# Start of TEXT SHOWN

I think that captures basically how such a Query would work - one pass over the index to gather documents, then participate in "normal" query processing. I did write such a GlobalDocIdQuery to support this at one point during experimentation. One drawback there is you need a special query-formation process; it wouldn't be enough to run a query parser over an incoming serialized query. We could also consider performing the knnSearch during Query.rewrite() somewhat analogous to how MultiTermQueries work. I guess I'm not sure why we need to be concerned about the issue that the Query's matches are dependent on the index content. Is that an invariant that we rely on anywhere? Caching maybe?

asfimport commented 3 years ago

Adrien Grand (@jpountz) (migrated from JIRA)

Yes, caching relies on it though we always use rewritten queries as cache keys so I might be over-zealous as it doesn't look like what you are considering would be worse than all the rewrite methods we have that select terms to keep based on global index statistics.

asfimport commented 3 years ago

Michael Sokolov (@msokolov) (migrated from JIRA)

Doing nn vector search during rewrite has one significant drawback, which is that rewrite() cannot make use of IndexSearcher's executor to perform concurrent searches across segments (or slices), whereas an implementation that does the search in createWeight will naturally get executed concurrently when IndexSearcher is configured for that.

To fix that would require some substantial change to pass an executor to Query.rewrite, which seems kind of overkill at this point. Instead, perhaps we can implement the createWeight version that supports concurrency and define equals(Object) and hashCode() to use object identity in order to prevent spurious caching.

asfimport commented 3 years ago

Michael Sokolov (@msokolov) (migrated from JIRA)

Thinking about how to make the scores be commensurate across different indexes for the same query ... in the case of dot product there's no issue since we assume all vectors are unit length (otherwise the dot-product similarity makes no sense), scores are always between 0 and 1 and there is no need for inversion or normalization. For the Euclidean distance, because we invert the scores to negative in order to sort descending, we need some way to normalize to make them non-negative.

And – it's not really clear at all how to control the range of scores from this query given the typical use case of a boolean query disjunctively combining "semantic" matches from HNSW with "keyword" matches from term queries. Ideally we'd return scores in a fixed range (0 - 1) and let the query writer control the balance between keyword and semantic queries with the boost.

# End of TEXT SHOWN
# Start of DATA ENTRIES

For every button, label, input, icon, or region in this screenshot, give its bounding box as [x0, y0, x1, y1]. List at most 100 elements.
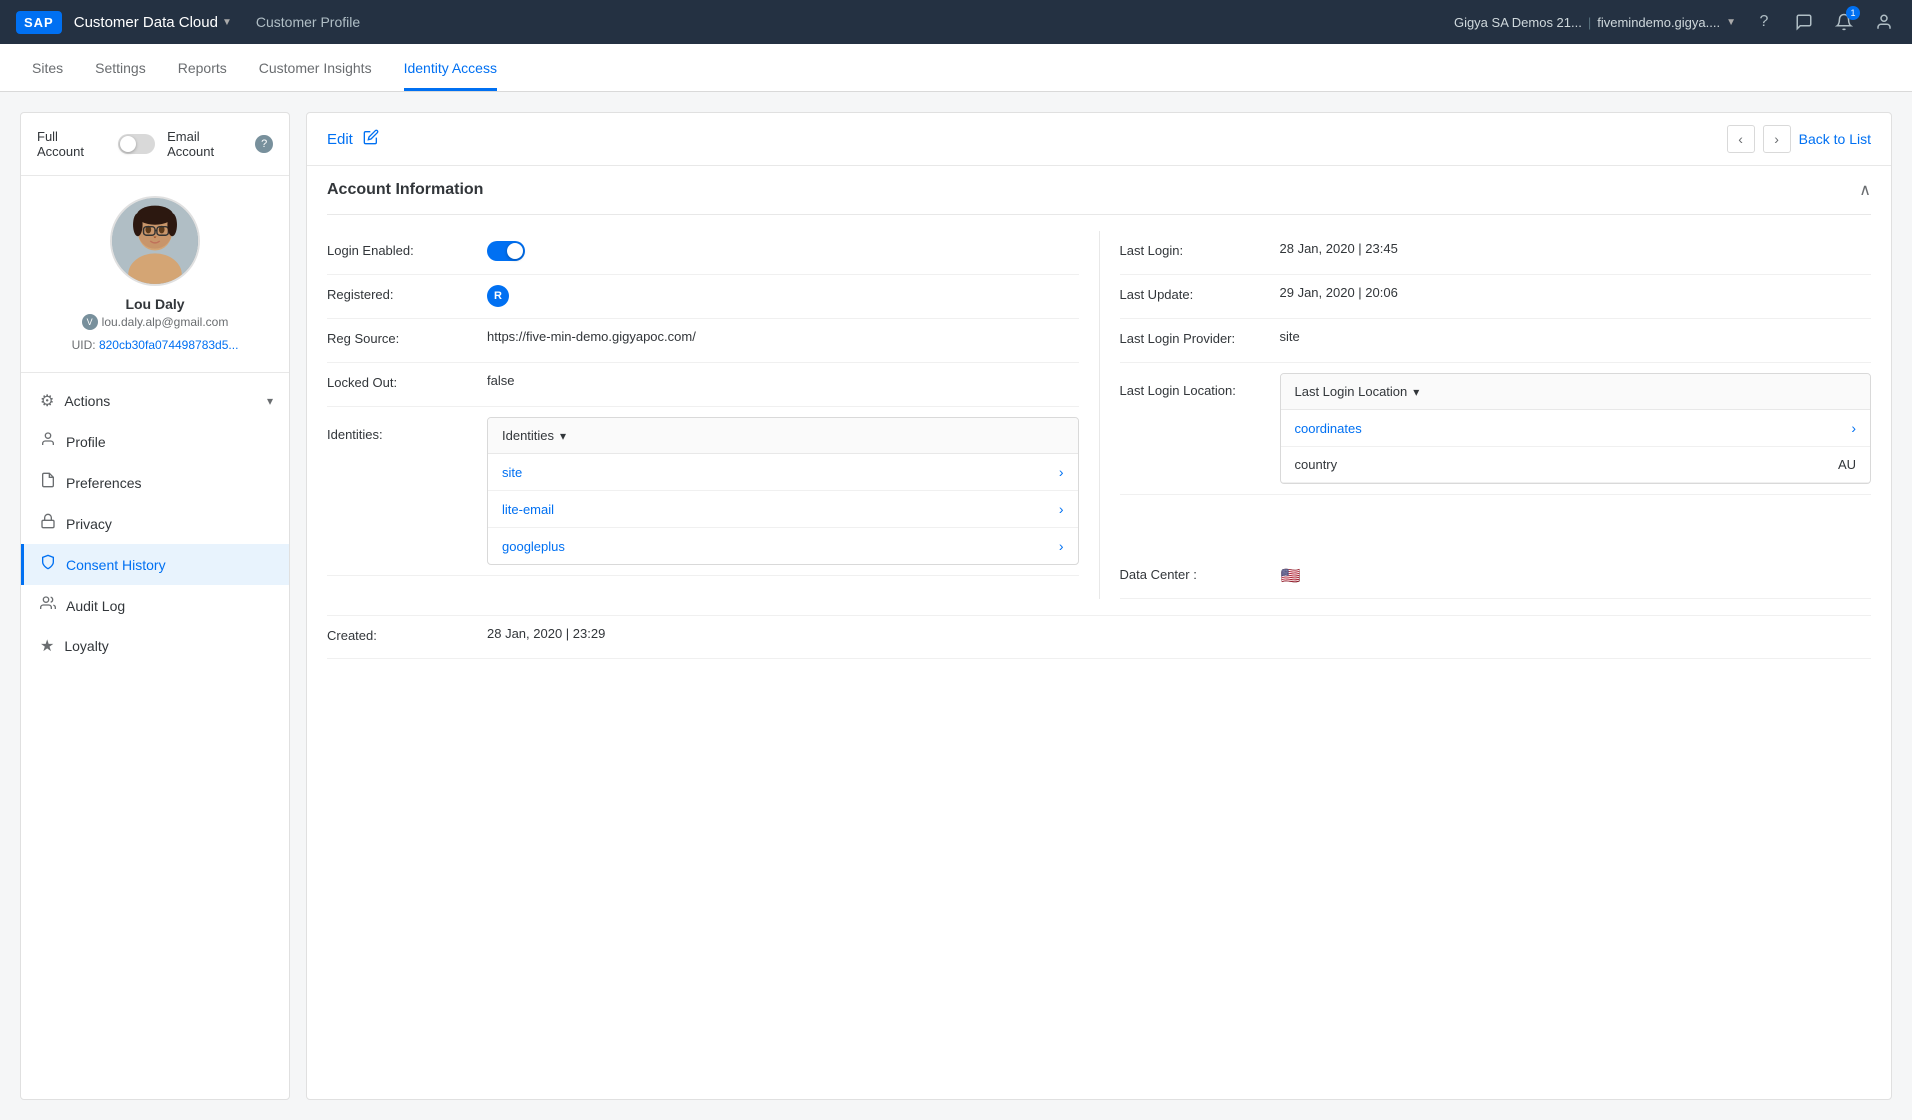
prev-arrow[interactable]: ‹	[1727, 125, 1755, 153]
identities-label: Identities:	[327, 417, 487, 442]
field-last-login-location: Last Login Location: Last Login Location…	[1120, 363, 1872, 495]
location-row-country: country AU	[1281, 447, 1871, 483]
sidebar: Full Account Email Account ?	[20, 112, 290, 1100]
audit-log-icon	[40, 595, 56, 616]
identity-lite-email-label: lite-email	[502, 502, 554, 517]
user-profile-section: Lou Daly V lou.daly.alp@gmail.com UID: 8…	[21, 176, 289, 373]
page-title-nav: Customer Profile	[256, 14, 360, 30]
field-created: Created: 28 Jan, 2020 | 23:29	[327, 615, 1871, 659]
field-last-login-provider: Last Login Provider: site	[1120, 319, 1872, 363]
tab-settings[interactable]: Settings	[95, 44, 146, 91]
account-help-icon[interactable]: ?	[255, 135, 273, 153]
reg-source-label: Reg Source:	[327, 329, 487, 346]
account-type-toggle[interactable]	[118, 134, 155, 154]
back-to-list-link[interactable]: Back to List	[1799, 131, 1871, 147]
profile-label: Profile	[66, 434, 106, 450]
location-box: Last Login Location ▾ coordinates › coun…	[1280, 373, 1872, 484]
actions-icon: ⚙	[40, 391, 54, 411]
tab-reports[interactable]: Reports	[178, 44, 227, 91]
tab-identity-access[interactable]: Identity Access	[404, 44, 497, 91]
loyalty-label: Loyalty	[64, 638, 108, 654]
reg-source-value: https://five-min-demo.gigyapoc.com/	[487, 329, 1079, 344]
sidebar-item-preferences[interactable]: Preferences	[21, 462, 289, 503]
actions-label: Actions	[64, 393, 110, 409]
login-enabled-value	[487, 241, 1079, 264]
last-login-label: Last Login:	[1120, 241, 1280, 258]
actions-expand-icon: ▾	[267, 394, 273, 408]
field-locked-out: Locked Out: false	[327, 363, 1079, 407]
sidebar-item-actions[interactable]: ⚙ Actions ▾	[21, 381, 289, 421]
section-col-left: Login Enabled: Registered: R Reg Source:	[327, 231, 1079, 599]
sidebar-item-loyalty[interactable]: ★ Loyalty	[21, 626, 289, 666]
tab-sites[interactable]: Sites	[32, 44, 63, 91]
main-layout: Full Account Email Account ?	[0, 92, 1912, 1120]
chat-icon[interactable]	[1792, 10, 1816, 34]
identities-header-label: Identities	[502, 428, 554, 443]
section-container: Account Information ∧ Login Enabled: Reg…	[307, 166, 1891, 1099]
identities-box: Identities ▾ site › lite-email ›	[487, 417, 1079, 565]
content-area: Edit ‹ › Back to List Account Informatio…	[306, 112, 1892, 1100]
login-enabled-toggle[interactable]	[487, 241, 525, 261]
created-value: 28 Jan, 2020 | 23:29	[487, 626, 1871, 641]
loyalty-icon: ★	[40, 636, 54, 656]
country-value: AU	[1838, 457, 1856, 472]
identity-googleplus-chevron: ›	[1059, 538, 1064, 554]
product-dropdown-arrow[interactable]: ▼	[222, 17, 232, 28]
uid-row: UID: 820cb30fa074498783d5...	[72, 338, 239, 352]
account-info: Gigya SA Demos 21... | fivemindemo.gigya…	[1454, 15, 1736, 30]
location-dropdown-header[interactable]: Last Login Location ▾	[1281, 374, 1871, 410]
coordinates-label: coordinates	[1295, 421, 1362, 436]
last-login-location-label: Last Login Location:	[1120, 373, 1280, 398]
collapse-section-icon[interactable]: ∧	[1859, 180, 1871, 200]
registered-badge: R	[487, 285, 509, 307]
identity-row-googleplus[interactable]: googleplus ›	[488, 528, 1078, 564]
consent-history-label: Consent History	[66, 557, 166, 573]
sidebar-item-consent-history[interactable]: Consent History	[21, 544, 289, 585]
sap-logo[interactable]: SAP	[16, 11, 62, 34]
user-avatar-icon[interactable]	[1872, 10, 1896, 34]
field-login-enabled: Login Enabled:	[327, 231, 1079, 275]
identity-site-label: site	[502, 465, 522, 480]
edit-pencil-icon[interactable]	[363, 129, 379, 150]
privacy-icon	[40, 513, 56, 534]
privacy-label: Privacy	[66, 516, 112, 532]
identities-dropdown-header[interactable]: Identities ▾	[488, 418, 1078, 454]
edit-link[interactable]: Edit	[327, 131, 353, 148]
uid-label: UID:	[72, 338, 96, 352]
email-account-label: Email Account	[167, 129, 247, 159]
sidebar-item-profile[interactable]: Profile	[21, 421, 289, 462]
tab-customer-insights[interactable]: Customer Insights	[259, 44, 372, 91]
top-nav-right: Gigya SA Demos 21... | fivemindemo.gigya…	[1454, 10, 1896, 34]
locked-out-label: Locked Out:	[327, 373, 487, 390]
field-data-center: Data Center : 🇺🇸	[1120, 555, 1872, 599]
identity-row-lite-email[interactable]: lite-email ›	[488, 491, 1078, 528]
sidebar-item-privacy[interactable]: Privacy	[21, 503, 289, 544]
next-arrow[interactable]: ›	[1763, 125, 1791, 153]
help-icon[interactable]: ?	[1752, 10, 1776, 34]
identity-row-site[interactable]: site ›	[488, 454, 1078, 491]
bell-icon[interactable]: 1	[1832, 10, 1856, 34]
uid-value[interactable]: 820cb30fa074498783d5...	[99, 338, 238, 352]
profile-icon	[40, 431, 56, 452]
content-header-right: ‹ › Back to List	[1727, 125, 1871, 153]
consent-history-icon	[40, 554, 56, 575]
location-header-label: Last Login Location	[1295, 384, 1408, 399]
sidebar-nav: ⚙ Actions ▾ Profile	[21, 373, 289, 1099]
identity-googleplus-label: googleplus	[502, 539, 565, 554]
location-row-coordinates[interactable]: coordinates ›	[1281, 410, 1871, 447]
country-label: country	[1295, 457, 1338, 472]
last-update-label: Last Update:	[1120, 285, 1280, 302]
user-display-name: Lou Daly	[125, 296, 184, 312]
sidebar-item-audit-log[interactable]: Audit Log	[21, 585, 289, 626]
section-divider	[1099, 231, 1100, 599]
user-email: lou.daly.alp@gmail.com	[102, 315, 229, 329]
section-col-right: Last Login: 28 Jan, 2020 | 23:45 Last Up…	[1120, 231, 1872, 599]
account-dropdown-arrow[interactable]: ▼	[1726, 17, 1736, 28]
preferences-icon	[40, 472, 56, 493]
registered-value: R	[487, 285, 1079, 307]
audit-log-label: Audit Log	[66, 598, 125, 614]
data-center-label: Data Center :	[1120, 565, 1280, 582]
user-avatar	[110, 196, 200, 286]
last-update-value: 29 Jan, 2020 | 20:06	[1280, 285, 1872, 300]
coordinates-chevron: ›	[1851, 420, 1856, 436]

# End of DATA ENTRIES

__TO BE DONE__. Could you write out the forum thread again, starting with "Adrien Grand (@jpountz)" and going on through "global index statistics.", but switch "cache keys" to "lookup keys"? The data above has no connection to the forum thread.

__TASK SOLUTION__.
Adrien Grand (@jpountz) (migrated from JIRA)

Yes, caching relies on it though we always use rewritten queries as lookup keys so I might be over-zealous as it doesn't look like what you are considering would be worse than all the rewrite methods we have that select terms to keep based on global index statistics.